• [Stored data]

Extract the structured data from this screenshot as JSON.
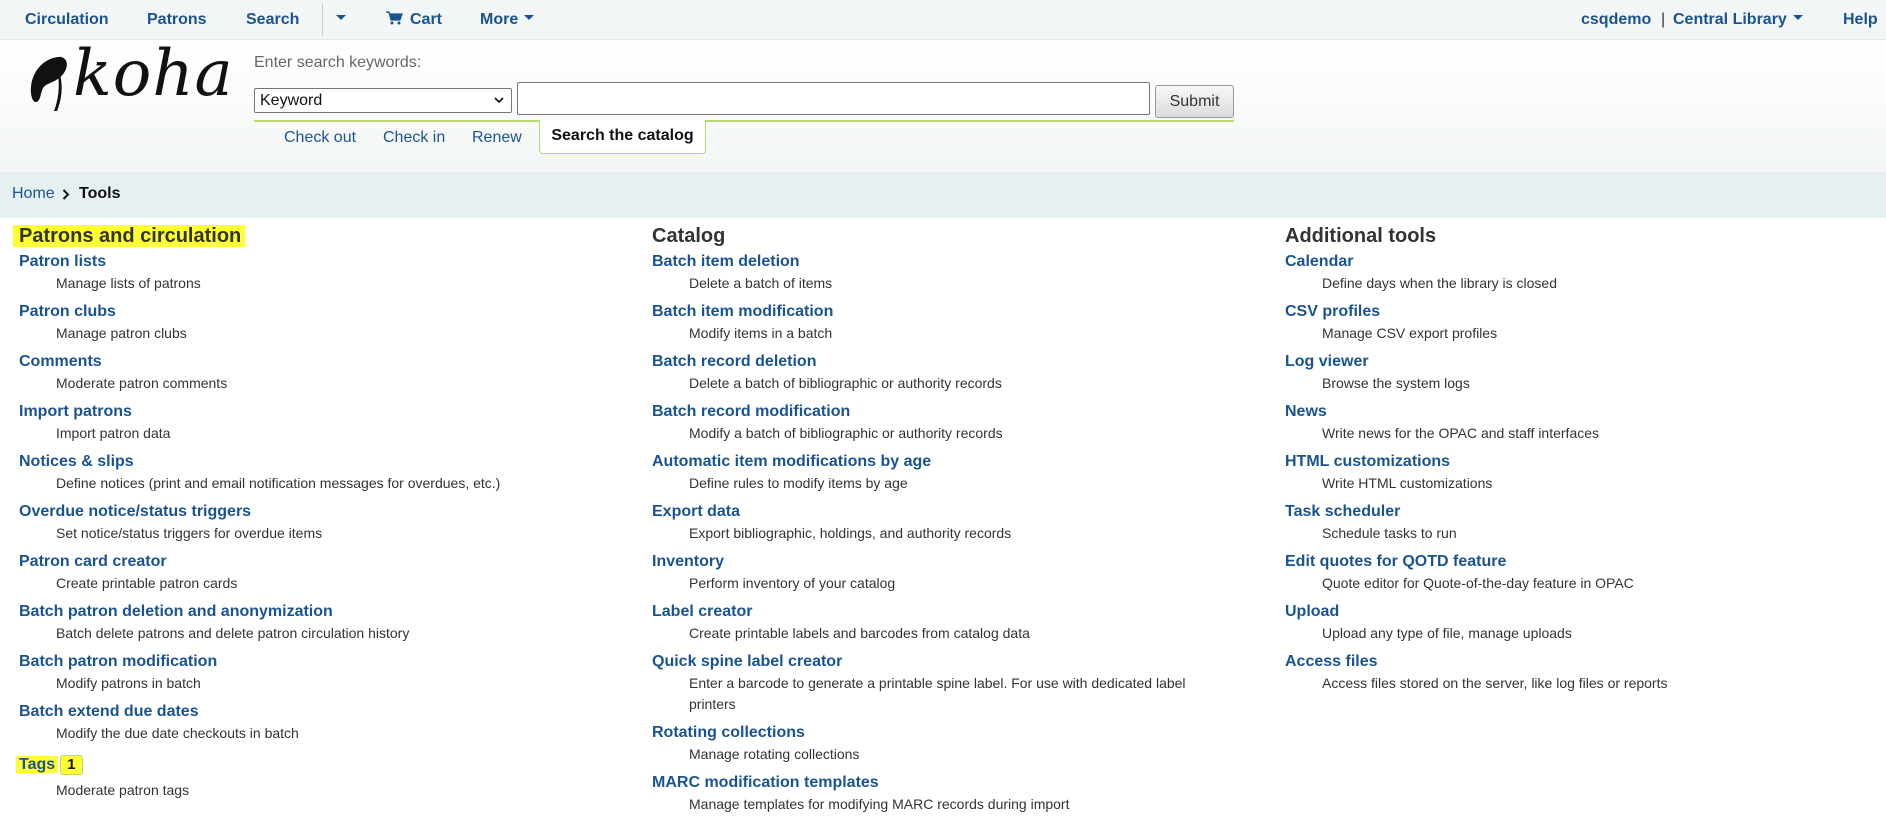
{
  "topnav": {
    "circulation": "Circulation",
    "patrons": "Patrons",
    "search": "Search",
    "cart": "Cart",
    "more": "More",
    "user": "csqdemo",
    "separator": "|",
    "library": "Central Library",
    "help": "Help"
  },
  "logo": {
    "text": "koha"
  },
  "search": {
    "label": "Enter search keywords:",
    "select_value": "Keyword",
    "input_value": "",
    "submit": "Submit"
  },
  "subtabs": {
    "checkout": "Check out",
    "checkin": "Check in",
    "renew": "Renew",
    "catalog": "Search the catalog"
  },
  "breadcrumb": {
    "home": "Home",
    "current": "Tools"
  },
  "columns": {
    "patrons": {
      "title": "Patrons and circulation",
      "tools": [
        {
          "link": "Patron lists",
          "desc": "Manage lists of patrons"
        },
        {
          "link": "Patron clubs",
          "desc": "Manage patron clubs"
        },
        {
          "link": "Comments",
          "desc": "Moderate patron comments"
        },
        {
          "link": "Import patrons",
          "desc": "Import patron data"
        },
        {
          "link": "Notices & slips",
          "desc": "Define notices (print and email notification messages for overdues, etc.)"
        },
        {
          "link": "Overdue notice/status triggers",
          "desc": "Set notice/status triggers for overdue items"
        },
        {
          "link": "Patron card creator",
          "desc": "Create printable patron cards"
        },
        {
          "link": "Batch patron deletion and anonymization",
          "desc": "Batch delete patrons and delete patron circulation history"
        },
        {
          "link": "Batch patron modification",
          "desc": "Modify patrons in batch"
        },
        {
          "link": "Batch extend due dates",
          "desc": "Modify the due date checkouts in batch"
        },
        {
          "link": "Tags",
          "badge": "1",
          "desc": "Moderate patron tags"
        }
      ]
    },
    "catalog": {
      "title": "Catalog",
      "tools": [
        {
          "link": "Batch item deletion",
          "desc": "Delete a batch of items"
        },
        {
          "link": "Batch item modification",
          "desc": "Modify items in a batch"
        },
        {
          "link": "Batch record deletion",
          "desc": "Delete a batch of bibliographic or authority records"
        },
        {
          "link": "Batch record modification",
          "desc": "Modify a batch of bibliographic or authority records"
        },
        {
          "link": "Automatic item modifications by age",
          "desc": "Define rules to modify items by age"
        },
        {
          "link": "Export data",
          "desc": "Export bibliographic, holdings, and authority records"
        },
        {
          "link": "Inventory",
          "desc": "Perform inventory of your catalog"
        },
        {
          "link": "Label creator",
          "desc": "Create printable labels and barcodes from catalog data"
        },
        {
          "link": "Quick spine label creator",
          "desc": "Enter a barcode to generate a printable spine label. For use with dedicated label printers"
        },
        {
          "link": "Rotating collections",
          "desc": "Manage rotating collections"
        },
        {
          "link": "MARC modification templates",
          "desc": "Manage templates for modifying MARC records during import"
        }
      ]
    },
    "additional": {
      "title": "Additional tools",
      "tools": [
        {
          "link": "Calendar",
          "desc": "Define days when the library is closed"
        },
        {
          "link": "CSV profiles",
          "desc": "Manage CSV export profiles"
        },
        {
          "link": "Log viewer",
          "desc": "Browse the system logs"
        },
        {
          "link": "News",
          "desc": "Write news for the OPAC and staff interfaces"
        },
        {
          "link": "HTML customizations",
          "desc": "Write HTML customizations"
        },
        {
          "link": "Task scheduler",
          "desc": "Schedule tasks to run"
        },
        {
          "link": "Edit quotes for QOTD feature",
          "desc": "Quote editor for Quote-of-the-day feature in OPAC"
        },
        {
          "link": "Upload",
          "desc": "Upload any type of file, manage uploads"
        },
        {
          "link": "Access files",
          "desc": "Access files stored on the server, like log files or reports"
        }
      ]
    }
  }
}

• [What the exercise asks] Reproduce the full listing above verbatim, with no pictures included.

• [Final answer]
Extract the structured data from this screenshot as JSON.
{
  "topnav": {
    "circulation": "Circulation",
    "patrons": "Patrons",
    "search": "Search",
    "cart": "Cart",
    "more": "More",
    "user": "csqdemo",
    "separator": "|",
    "library": "Central Library",
    "help": "Help"
  },
  "logo": {
    "text": "koha"
  },
  "search": {
    "label": "Enter search keywords:",
    "select_value": "Keyword",
    "input_value": "",
    "submit": "Submit"
  },
  "subtabs": {
    "checkout": "Check out",
    "checkin": "Check in",
    "renew": "Renew",
    "catalog": "Search the catalog"
  },
  "breadcrumb": {
    "home": "Home",
    "current": "Tools"
  },
  "columns": {
    "patrons": {
      "title": "Patrons and circulation",
      "tools": [
        {
          "link": "Patron lists",
          "desc": "Manage lists of patrons"
        },
        {
          "link": "Patron clubs",
          "desc": "Manage patron clubs"
        },
        {
          "link": "Comments",
          "desc": "Moderate patron comments"
        },
        {
          "link": "Import patrons",
          "desc": "Import patron data"
        },
        {
          "link": "Notices & slips",
          "desc": "Define notices (print and email notification messages for overdues, etc.)"
        },
        {
          "link": "Overdue notice/status triggers",
          "desc": "Set notice/status triggers for overdue items"
        },
        {
          "link": "Patron card creator",
          "desc": "Create printable patron cards"
        },
        {
          "link": "Batch patron deletion and anonymization",
          "desc": "Batch delete patrons and delete patron circulation history"
        },
        {
          "link": "Batch patron modification",
          "desc": "Modify patrons in batch"
        },
        {
          "link": "Batch extend due dates",
          "desc": "Modify the due date checkouts in batch"
        },
        {
          "link": "Tags",
          "badge": "1",
          "desc": "Moderate patron tags"
        }
      ]
    },
    "catalog": {
      "title": "Catalog",
      "tools": [
        {
          "link": "Batch item deletion",
          "desc": "Delete a batch of items"
        },
        {
          "link": "Batch item modification",
          "desc": "Modify items in a batch"
        },
        {
          "link": "Batch record deletion",
          "desc": "Delete a batch of bibliographic or authority records"
        },
        {
          "link": "Batch record modification",
          "desc": "Modify a batch of bibliographic or authority records"
        },
        {
          "link": "Automatic item modifications by age",
          "desc": "Define rules to modify items by age"
        },
        {
          "link": "Export data",
          "desc": "Export bibliographic, holdings, and authority records"
        },
        {
          "link": "Inventory",
          "desc": "Perform inventory of your catalog"
        },
        {
          "link": "Label creator",
          "desc": "Create printable labels and barcodes from catalog data"
        },
        {
          "link": "Quick spine label creator",
          "desc": "Enter a barcode to generate a printable spine label. For use with dedicated label printers"
        },
        {
          "link": "Rotating collections",
          "desc": "Manage rotating collections"
        },
        {
          "link": "MARC modification templates",
          "desc": "Manage templates for modifying MARC records during import"
        }
      ]
    },
    "additional": {
      "title": "Additional tools",
      "tools": [
        {
          "link": "Calendar",
          "desc": "Define days when the library is closed"
        },
        {
          "link": "CSV profiles",
          "desc": "Manage CSV export profiles"
        },
        {
          "link": "Log viewer",
          "desc": "Browse the system logs"
        },
        {
          "link": "News",
          "desc": "Write news for the OPAC and staff interfaces"
        },
        {
          "link": "HTML customizations",
          "desc": "Write HTML customizations"
        },
        {
          "link": "Task scheduler",
          "desc": "Schedule tasks to run"
        },
        {
          "link": "Edit quotes for QOTD feature",
          "desc": "Quote editor for Quote-of-the-day feature in OPAC"
        },
        {
          "link": "Upload",
          "desc": "Upload any type of file, manage uploads"
        },
        {
          "link": "Access files",
          "desc": "Access files stored on the server, like log files or reports"
        }
      ]
    }
  }
}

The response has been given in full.